> **確認用本文**
%%
前後のモーター出力は350hの4WD車と同数値だが、高負荷時のEV駆動の長さが大きく異なることもあって、走りの力強さは450h+の方が明らかに上。エンジン+モーターのシステム最大出力は、450h+が227kW(309PS)、350hは179kW(243PS)になる。
450h+のPHVシステムは大出力リヤモーターを配置するE-Fourが組み合わされる。駆動用バッテリーは18.1kWhの電力量を持つ大容量タイプを搭載。88kmのEV走行(WLTC総合モード)も可能だ。
主要諸元(NX450h+ Fスポーツ)
●全長×全幅×全高(mm):4660×1865×1660 ●ホイールベース(mm):2690 ●車両重量(kg):2010 ●パワーユニット:2487cc直4DOHC(185PS/23.2kg・m)+フロントモーター(134kW/270N・m)+リヤモーター(40kW/121N・m) ●トランスミッション:電気式無段変速 ●WLTCモード総合燃費:19.8km/ℓ ●ブレーキ:ベンチレーテッドディスク(F/R) ●サスペンション:マクファーソンストラット式(F)ダブルウィッシュボーン式(R) ●タイヤ:235/50R20
NX350 Fスポーツ
価格:599万円
操る楽しみがあるツアラー
Fスポーツの魅力を一番体感できるモデル
実用型ターボらしい低中回転域の扱いやすさや余力を持ちながらも、高回転域の加速感も淀みなく発揮するなど、バランスが取れた制御が特徴。荒れた路面でもしなやかな接地感と安定性に飛んだハンドリング性能を持つ。サスチューンも収束性に富んでおり、神経質な修正なしで思い通りにラインをコントロールできる。荒さの少ない乗り心地もあって、心地よく過ごせるツアラーに仕上がっていた。Fスポーツのために開発されたモデルと言ってもいい。
2.4ℓ直4ターボは高効率を重視した新開発ユニット。低回転域から分厚いトルクを発生させながらも高回転域まで気持ちよく回りきる、スポーツドライブも楽しめる特性が与えられている。
主要諸元(NX350 “F SPORT”)
%%
> **作業項目**
本文では、450h+の駆動用バッテリーの電力量は何kWhとされていますか。

> **元データ**
%%
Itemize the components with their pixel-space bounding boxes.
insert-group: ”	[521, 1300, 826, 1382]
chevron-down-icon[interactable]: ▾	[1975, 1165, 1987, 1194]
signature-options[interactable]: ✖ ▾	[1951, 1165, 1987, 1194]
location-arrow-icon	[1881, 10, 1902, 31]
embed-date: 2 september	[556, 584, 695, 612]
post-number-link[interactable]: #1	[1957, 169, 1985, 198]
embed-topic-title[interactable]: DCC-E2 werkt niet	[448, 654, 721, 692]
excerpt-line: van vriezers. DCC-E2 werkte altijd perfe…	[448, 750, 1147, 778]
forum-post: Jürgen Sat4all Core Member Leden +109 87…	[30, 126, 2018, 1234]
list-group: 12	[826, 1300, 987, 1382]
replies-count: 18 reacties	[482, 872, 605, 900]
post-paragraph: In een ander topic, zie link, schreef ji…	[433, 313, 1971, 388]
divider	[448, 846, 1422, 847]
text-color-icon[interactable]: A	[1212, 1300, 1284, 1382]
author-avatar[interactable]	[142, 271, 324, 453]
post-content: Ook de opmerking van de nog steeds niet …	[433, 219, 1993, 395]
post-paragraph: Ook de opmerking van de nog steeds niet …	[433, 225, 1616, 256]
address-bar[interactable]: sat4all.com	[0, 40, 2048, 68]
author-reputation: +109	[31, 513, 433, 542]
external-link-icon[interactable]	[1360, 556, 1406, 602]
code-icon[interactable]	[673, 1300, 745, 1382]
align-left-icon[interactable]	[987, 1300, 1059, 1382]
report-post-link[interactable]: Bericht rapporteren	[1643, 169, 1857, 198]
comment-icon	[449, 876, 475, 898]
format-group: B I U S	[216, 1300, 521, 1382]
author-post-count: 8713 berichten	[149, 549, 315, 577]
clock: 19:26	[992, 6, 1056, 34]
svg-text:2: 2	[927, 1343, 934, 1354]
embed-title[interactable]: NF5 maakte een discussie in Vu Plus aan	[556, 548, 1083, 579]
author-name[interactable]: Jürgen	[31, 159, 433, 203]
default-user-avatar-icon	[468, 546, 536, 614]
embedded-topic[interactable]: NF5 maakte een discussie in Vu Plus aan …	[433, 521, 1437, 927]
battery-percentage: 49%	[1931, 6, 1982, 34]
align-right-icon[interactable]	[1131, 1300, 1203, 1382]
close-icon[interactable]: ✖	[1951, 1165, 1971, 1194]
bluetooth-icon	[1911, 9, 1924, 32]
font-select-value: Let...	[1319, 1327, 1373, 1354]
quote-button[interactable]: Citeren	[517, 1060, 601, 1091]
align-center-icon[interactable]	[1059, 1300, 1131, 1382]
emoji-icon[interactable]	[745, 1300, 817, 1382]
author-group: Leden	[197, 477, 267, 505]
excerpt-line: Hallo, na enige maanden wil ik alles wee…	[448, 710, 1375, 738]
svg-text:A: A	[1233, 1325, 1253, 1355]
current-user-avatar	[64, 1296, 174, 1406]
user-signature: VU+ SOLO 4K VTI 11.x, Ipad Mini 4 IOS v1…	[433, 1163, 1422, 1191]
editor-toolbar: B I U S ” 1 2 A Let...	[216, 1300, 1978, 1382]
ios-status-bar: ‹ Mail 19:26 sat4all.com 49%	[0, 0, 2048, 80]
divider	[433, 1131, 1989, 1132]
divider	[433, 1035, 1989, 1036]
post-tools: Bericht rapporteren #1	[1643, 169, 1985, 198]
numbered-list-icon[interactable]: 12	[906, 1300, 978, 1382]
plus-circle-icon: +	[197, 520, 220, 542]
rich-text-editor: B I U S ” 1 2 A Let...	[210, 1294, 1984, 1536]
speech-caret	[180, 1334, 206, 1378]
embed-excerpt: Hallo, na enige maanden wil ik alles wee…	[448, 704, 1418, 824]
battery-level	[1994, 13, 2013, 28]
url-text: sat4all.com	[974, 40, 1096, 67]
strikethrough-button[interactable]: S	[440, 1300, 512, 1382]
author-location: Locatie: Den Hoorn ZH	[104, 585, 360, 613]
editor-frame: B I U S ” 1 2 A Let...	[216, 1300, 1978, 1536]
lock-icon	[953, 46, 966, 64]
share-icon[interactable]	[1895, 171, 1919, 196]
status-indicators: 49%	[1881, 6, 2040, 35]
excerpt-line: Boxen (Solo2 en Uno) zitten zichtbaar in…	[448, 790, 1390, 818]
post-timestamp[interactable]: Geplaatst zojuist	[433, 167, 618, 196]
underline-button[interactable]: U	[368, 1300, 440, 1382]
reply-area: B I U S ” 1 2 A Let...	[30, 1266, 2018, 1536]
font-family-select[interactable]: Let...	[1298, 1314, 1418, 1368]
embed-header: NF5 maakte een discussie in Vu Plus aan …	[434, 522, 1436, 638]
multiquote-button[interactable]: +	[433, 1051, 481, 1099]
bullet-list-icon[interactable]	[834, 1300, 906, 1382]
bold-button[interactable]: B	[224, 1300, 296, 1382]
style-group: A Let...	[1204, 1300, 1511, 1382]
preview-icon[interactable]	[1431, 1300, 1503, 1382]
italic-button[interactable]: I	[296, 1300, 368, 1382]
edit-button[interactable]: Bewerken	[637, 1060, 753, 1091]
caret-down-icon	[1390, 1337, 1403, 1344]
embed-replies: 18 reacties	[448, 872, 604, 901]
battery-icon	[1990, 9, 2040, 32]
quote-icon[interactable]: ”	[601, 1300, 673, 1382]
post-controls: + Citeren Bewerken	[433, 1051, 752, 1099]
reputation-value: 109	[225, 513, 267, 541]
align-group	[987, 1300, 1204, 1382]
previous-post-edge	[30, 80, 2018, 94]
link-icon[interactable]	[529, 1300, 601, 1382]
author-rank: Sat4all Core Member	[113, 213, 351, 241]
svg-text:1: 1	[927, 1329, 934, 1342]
%%
> **解答例**
18.1kWhです。